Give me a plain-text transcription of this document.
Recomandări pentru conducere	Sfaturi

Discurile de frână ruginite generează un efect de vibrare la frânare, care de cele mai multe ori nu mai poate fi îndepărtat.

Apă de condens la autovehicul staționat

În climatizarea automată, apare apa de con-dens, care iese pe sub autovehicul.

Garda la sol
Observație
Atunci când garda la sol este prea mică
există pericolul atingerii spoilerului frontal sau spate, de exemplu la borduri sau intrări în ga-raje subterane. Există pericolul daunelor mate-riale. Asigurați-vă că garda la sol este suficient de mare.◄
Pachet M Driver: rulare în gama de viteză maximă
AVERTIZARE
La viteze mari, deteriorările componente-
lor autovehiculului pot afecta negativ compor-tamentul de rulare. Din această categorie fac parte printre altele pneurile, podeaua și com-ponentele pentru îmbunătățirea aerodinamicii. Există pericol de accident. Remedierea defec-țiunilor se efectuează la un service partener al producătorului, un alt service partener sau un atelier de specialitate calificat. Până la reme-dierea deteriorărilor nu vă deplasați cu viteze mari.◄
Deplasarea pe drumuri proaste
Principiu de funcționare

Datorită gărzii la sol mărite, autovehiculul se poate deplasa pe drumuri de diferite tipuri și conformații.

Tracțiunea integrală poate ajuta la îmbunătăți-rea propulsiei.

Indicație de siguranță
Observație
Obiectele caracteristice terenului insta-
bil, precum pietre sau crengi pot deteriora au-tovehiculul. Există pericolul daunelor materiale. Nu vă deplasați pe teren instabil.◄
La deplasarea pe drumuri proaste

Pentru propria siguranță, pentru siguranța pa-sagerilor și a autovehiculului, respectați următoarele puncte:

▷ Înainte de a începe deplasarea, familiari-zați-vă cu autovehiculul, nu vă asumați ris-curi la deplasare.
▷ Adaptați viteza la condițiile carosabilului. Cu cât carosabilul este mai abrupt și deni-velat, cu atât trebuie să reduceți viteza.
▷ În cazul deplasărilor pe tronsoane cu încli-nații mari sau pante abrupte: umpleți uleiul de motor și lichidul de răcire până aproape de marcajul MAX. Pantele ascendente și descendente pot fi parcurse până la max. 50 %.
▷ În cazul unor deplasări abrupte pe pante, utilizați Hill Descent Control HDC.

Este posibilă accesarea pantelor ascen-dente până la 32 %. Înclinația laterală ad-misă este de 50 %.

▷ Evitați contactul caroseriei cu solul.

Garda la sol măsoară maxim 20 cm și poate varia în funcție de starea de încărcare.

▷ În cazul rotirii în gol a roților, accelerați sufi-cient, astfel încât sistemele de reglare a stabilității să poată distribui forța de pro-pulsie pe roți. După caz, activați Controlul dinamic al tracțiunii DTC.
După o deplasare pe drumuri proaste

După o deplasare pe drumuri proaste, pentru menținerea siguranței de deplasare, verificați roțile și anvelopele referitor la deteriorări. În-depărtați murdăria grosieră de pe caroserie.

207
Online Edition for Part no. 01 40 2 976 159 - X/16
______________________________
* [Written exercise] Each line that contains the string "autovehiculului" counts once; say how many there are and nothing else.

* [Response] 2